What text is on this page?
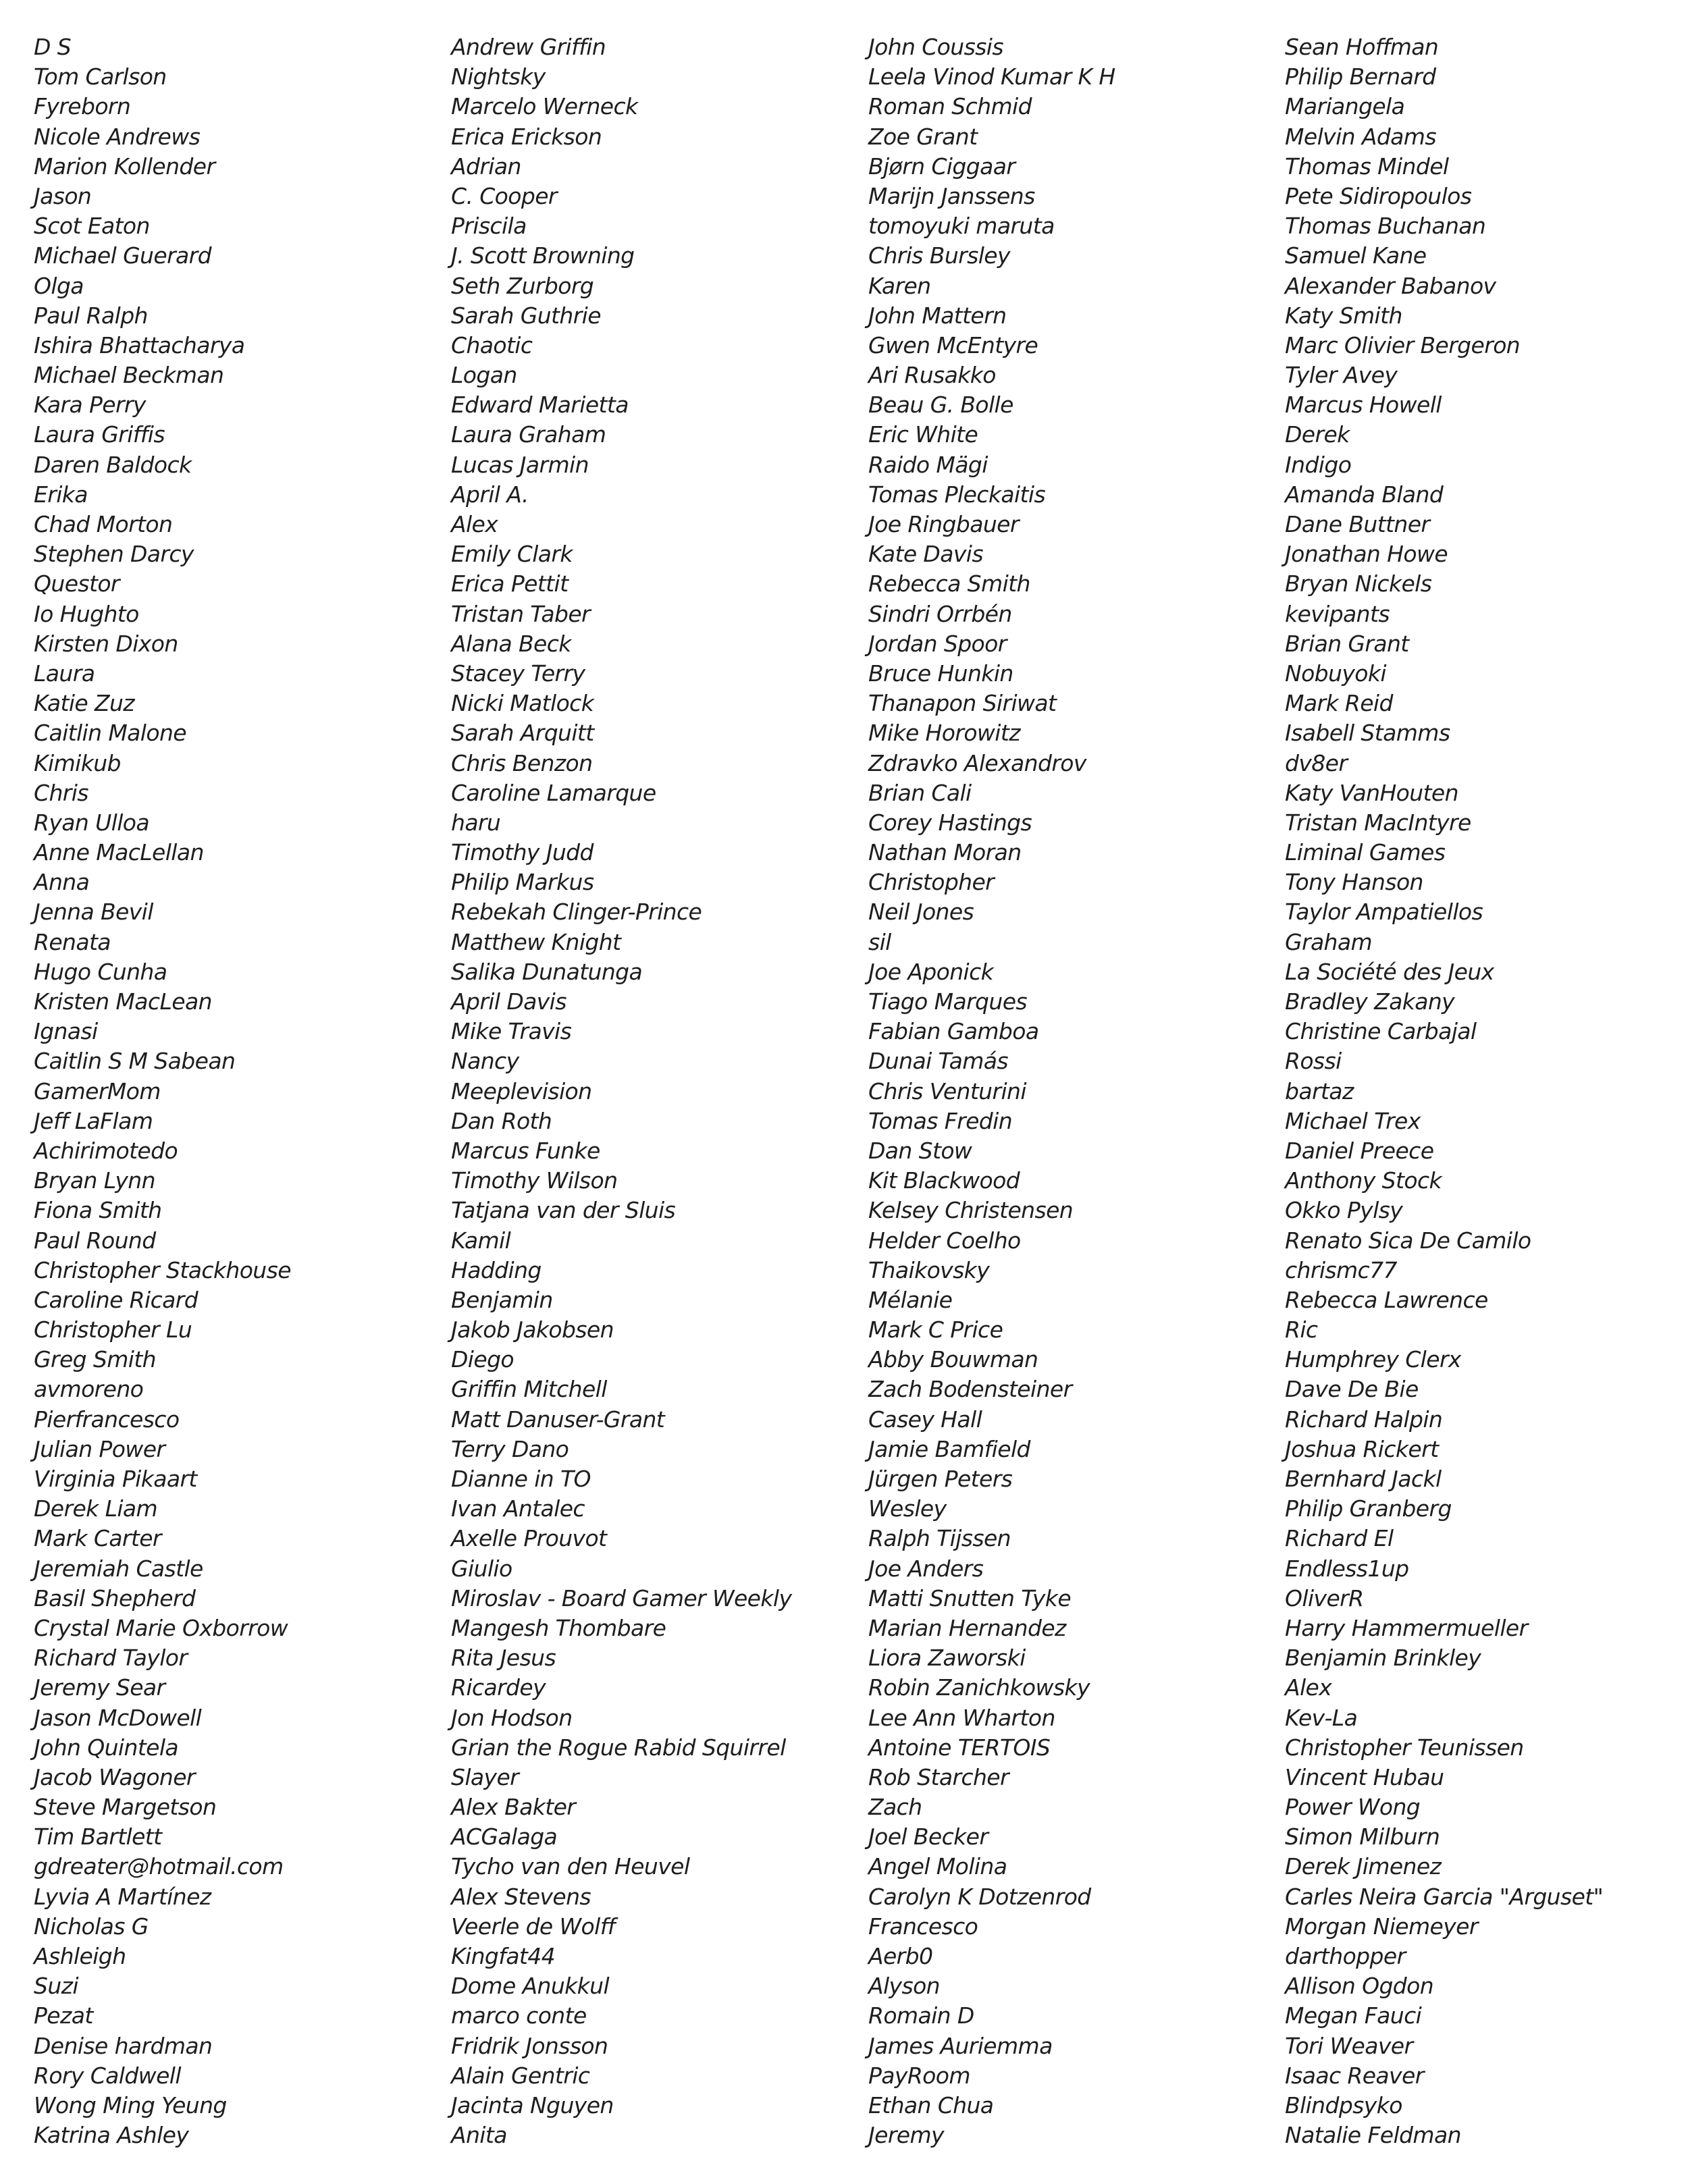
D S
Tom Carlson
Fyreborn
Nicole Andrews
Marion Kollender
Jason
Scot Eaton
Michael Guerard
Olga
Paul Ralph
Ishira Bhattacharya
Michael Beckman
Kara Perry
Laura Griffis
Daren Baldock
Erika
Chad Morton
Stephen Darcy
Questor
Io Hughto
Kirsten Dixon
Laura
Katie Zuz
Caitlin Malone
Kimikub
Chris
Ryan Ulloa
Anne MacLellan
Anna
Jenna Bevil
Renata
Hugo Cunha
Kristen MacLean
Ignasi
Caitlin S M Sabean
GamerMom
Jeff LaFlam
Achirimotedo
Bryan Lynn
Fiona Smith
Paul Round
Christopher Stackhouse
Caroline Ricard
Christopher Lu
Greg Smith
avmoreno
Pierfrancesco
Julian Power
Virginia Pikaart
Derek Liam
Mark Carter
Jeremiah Castle
Basil Shepherd
Crystal Marie Oxborrow
Richard Taylor
Jeremy Sear
Jason McDowell
John Quintela
Jacob Wagoner
Steve Margetson
Tim Bartlett
gdreater@hotmail.com
Lyvia A Martínez
Nicholas G
Ashleigh
Suzi
Pezat
Denise hardman
Rory Caldwell
Wong Ming Yeung
Katrina Ashley
Andrew Griffin
Nightsky
Marcelo Werneck
Erica Erickson
Adrian
C. Cooper
Priscila
J. Scott Browning
Seth Zurborg
Sarah Guthrie
Chaotic
Logan
Edward Marietta
Laura Graham
Lucas Jarmin
April A.
Alex
Emily Clark
Erica Pettit
Tristan Taber
Alana Beck
Stacey Terry
Nicki Matlock
Sarah Arquitt
Chris Benzon
Caroline Lamarque
haru
Timothy Judd
Philip Markus
Rebekah Clinger-Prince
Matthew Knight
Salika Dunatunga
April Davis
Mike Travis
Nancy
Meeplevision
Dan Roth
Marcus Funke
Timothy Wilson
Tatjana van der Sluis
Kamil
Hadding
Benjamin
Jakob Jakobsen
Diego
Griffin Mitchell
Matt Danuser-Grant
Terry Dano
Dianne in TO
Ivan Antalec
Axelle Prouvot
Giulio
Miroslav - Board Gamer Weekly
Mangesh Thombare
Rita Jesus
Ricardey
Jon Hodson
Grian the Rogue Rabid Squirrel
Slayer
Alex Bakter
ACGalaga
Tycho van den Heuvel
Alex Stevens
Veerle de Wolff
Kingfat44
Dome Anukkul
marco conte
Fridrik Jonsson
Alain Gentric
Jacinta Nguyen
Anita
John Coussis
Leela Vinod Kumar K H
Roman Schmid
Zoe Grant
Bjørn Ciggaar
Marijn Janssens
tomoyuki maruta
Chris Bursley
Karen
John Mattern
Gwen McEntyre
Ari Rusakko
Beau G. Bolle
Eric White
Raido Mägi
Tomas Pleckaitis
Joe Ringbauer
Kate Davis
Rebecca Smith
Sindri Orrbén
Jordan Spoor
Bruce Hunkin
Thanapon Siriwat
Mike Horowitz
Zdravko Alexandrov
Brian Cali
Corey Hastings
Nathan Moran
Christopher
Neil Jones
sil
Joe Aponick
Tiago Marques
Fabian Gamboa
Dunai Tamás
Chris Venturini
Tomas Fredin
Dan Stow
Kit Blackwood
Kelsey Christensen
Helder Coelho
Thaikovsky
Mélanie
Mark C Price
Abby Bouwman
Zach Bodensteiner
Casey Hall
Jamie Bamfield
Jürgen Peters
Wesley
Ralph Tijssen
Joe Anders
Matti Snutten Tyke
Marian Hernandez
Liora Zaworski
Robin Zanichkowsky
Lee Ann Wharton
Antoine TERTOIS
Rob Starcher
Zach
Joel Becker
Angel Molina
Carolyn K Dotzenrod
Francesco
Aerb0
Alyson
Romain D
James Auriemma
PayRoom
Ethan Chua
Jeremy
Sean Hoffman
Philip Bernard
Mariangela
Melvin Adams
Thomas Mindel
Pete Sidiropoulos
Thomas Buchanan
Samuel Kane
Alexander Babanov
Katy Smith
Marc Olivier Bergeron
Tyler Avey
Marcus Howell
Derek
Indigo
Amanda Bland
Dane Buttner
Jonathan Howe
Bryan Nickels
kevipants
Brian Grant
Nobuyoki
Mark Reid
Isabell Stamms
dv8er
Katy VanHouten
Tristan MacIntyre
Liminal Games
Tony Hanson
Taylor Ampatiellos
Graham
La Société des Jeux
Bradley Zakany
Christine Carbajal
Rossi
bartaz
Michael Trex
Daniel Preece
Anthony Stock
Okko Pylsy
Renato Sica De Camilo
chrismc77
Rebecca Lawrence
Ric
Humphrey Clerx
Dave De Bie
Richard Halpin
Joshua Rickert
Bernhard Jackl
Philip Granberg
Richard El
Endless1up
OliverR
Harry Hammermueller
Benjamin Brinkley
Alex
Kev-La
Christopher Teunissen
Vincent Hubau
Power Wong
Simon Milburn
Derek Jimenez
Carles Neira Garcia "Arguset"
Morgan Niemeyer
darthopper
Allison Ogdon
Megan Fauci
Tori Weaver
Isaac Reaver
Blindpsyko
Natalie Feldman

^^^^^^^^

* [GOAL OF THE EXERCISE]:
Print out every entry above without changing a word, and leave out the pictures.

* [SOLUTION TO THIS TASK]:
What text is on this page?
D S
Tom Carlson
Fyreborn
Nicole Andrews
Marion Kollender
Jason
Scot Eaton
Michael Guerard
Olga
Paul Ralph
Ishira Bhattacharya
Michael Beckman
Kara Perry
Laura Griffis
Daren Baldock
Erika
Chad Morton
Stephen Darcy
Questor
Io Hughto
Kirsten Dixon
Laura
Katie Zuz
Caitlin Malone
Kimikub
Chris
Ryan Ulloa
Anne MacLellan
Anna
Jenna Bevil
Renata
Hugo Cunha
Kristen MacLean
Ignasi
Caitlin S M Sabean
GamerMom
Jeff LaFlam
Achirimotedo
Bryan Lynn
Fiona Smith
Paul Round
Christopher Stackhouse
Caroline Ricard
Christopher Lu
Greg Smith
avmoreno
Pierfrancesco
Julian Power
Virginia Pikaart
Derek Liam
Mark Carter
Jeremiah Castle
Basil Shepherd
Crystal Marie Oxborrow
Richard Taylor
Jeremy Sear
Jason McDowell
John Quintela
Jacob Wagoner
Steve Margetson
Tim Bartlett
gdreater@hotmail.com
Lyvia A Martínez
Nicholas G
Ashleigh
Suzi
Pezat
Denise hardman
Rory Caldwell
Wong Ming Yeung
Katrina Ashley
Andrew Griffin
Nightsky
Marcelo Werneck
Erica Erickson
Adrian
C. Cooper
Priscila
J. Scott Browning
Seth Zurborg
Sarah Guthrie
Chaotic
Logan
Edward Marietta
Laura Graham
Lucas Jarmin
April A.
Alex
Emily Clark
Erica Pettit
Tristan Taber
Alana Beck
Stacey Terry
Nicki Matlock
Sarah Arquitt
Chris Benzon
Caroline Lamarque
haru
Timothy Judd
Philip Markus
Rebekah Clinger-Prince
Matthew Knight
Salika Dunatunga
April Davis
Mike Travis
Nancy
Meeplevision
Dan Roth
Marcus Funke
Timothy Wilson
Tatjana van der Sluis
Kamil
Hadding
Benjamin
Jakob Jakobsen
Diego
Griffin Mitchell
Matt Danuser-Grant
Terry Dano
Dianne in TO
Ivan Antalec
Axelle Prouvot
Giulio
Miroslav - Board Gamer Weekly
Mangesh Thombare
Rita Jesus
Ricardey
Jon Hodson
Grian the Rogue Rabid Squirrel
Slayer
Alex Bakter
ACGalaga
Tycho van den Heuvel
Alex Stevens
Veerle de Wolff
Kingfat44
Dome Anukkul
marco conte
Fridrik Jonsson
Alain Gentric
Jacinta Nguyen
Anita
John Coussis
Leela Vinod Kumar K H
Roman Schmid
Zoe Grant
Bjørn Ciggaar
Marijn Janssens
tomoyuki maruta
Chris Bursley
Karen
John Mattern
Gwen McEntyre
Ari Rusakko
Beau G. Bolle
Eric White
Raido Mägi
Tomas Pleckaitis
Joe Ringbauer
Kate Davis
Rebecca Smith
Sindri Orrbén
Jordan Spoor
Bruce Hunkin
Thanapon Siriwat
Mike Horowitz
Zdravko Alexandrov
Brian Cali
Corey Hastings
Nathan Moran
Christopher
Neil Jones
sil
Joe Aponick
Tiago Marques
Fabian Gamboa
Dunai Tamás
Chris Venturini
Tomas Fredin
Dan Stow
Kit Blackwood
Kelsey Christensen
Helder Coelho
Thaikovsky
Mélanie
Mark C Price
Abby Bouwman
Zach Bodensteiner
Casey Hall
Jamie Bamfield
Jürgen Peters
Wesley
Ralph Tijssen
Joe Anders
Matti Snutten Tyke
Marian Hernandez
Liora Zaworski
Robin Zanichkowsky
Lee Ann Wharton
Antoine TERTOIS
Rob Starcher
Zach
Joel Becker
Angel Molina
Carolyn K Dotzenrod
Francesco
Aerb0
Alyson
Romain D
James Auriemma
PayRoom
Ethan Chua
Jeremy
Sean Hoffman
Philip Bernard
Mariangela
Melvin Adams
Thomas Mindel
Pete Sidiropoulos
Thomas Buchanan
Samuel Kane
Alexander Babanov
Katy Smith
Marc Olivier Bergeron
Tyler Avey
Marcus Howell
Derek
Indigo
Amanda Bland
Dane Buttner
Jonathan Howe
Bryan Nickels
kevipants
Brian Grant
Nobuyoki
Mark Reid
Isabell Stamms
dv8er
Katy VanHouten
Tristan MacIntyre
Liminal Games
Tony Hanson
Taylor Ampatiellos
Graham
La Société des Jeux
Bradley Zakany
Christine Carbajal
Rossi
bartaz
Michael Trex
Daniel Preece
Anthony Stock
Okko Pylsy
Renato Sica De Camilo
chrismc77
Rebecca Lawrence
Ric
Humphrey Clerx
Dave De Bie
Richard Halpin
Joshua Rickert
Bernhard Jackl
Philip Granberg
Richard El
Endless1up
OliverR
Harry Hammermueller
Benjamin Brinkley
Alex
Kev-La
Christopher Teunissen
Vincent Hubau
Power Wong
Simon Milburn
Derek Jimenez
Carles Neira Garcia "Arguset"
Morgan Niemeyer
darthopper
Allison Ogdon
Megan Fauci
Tori Weaver
Isaac Reaver
Blindpsyko
Natalie Feldman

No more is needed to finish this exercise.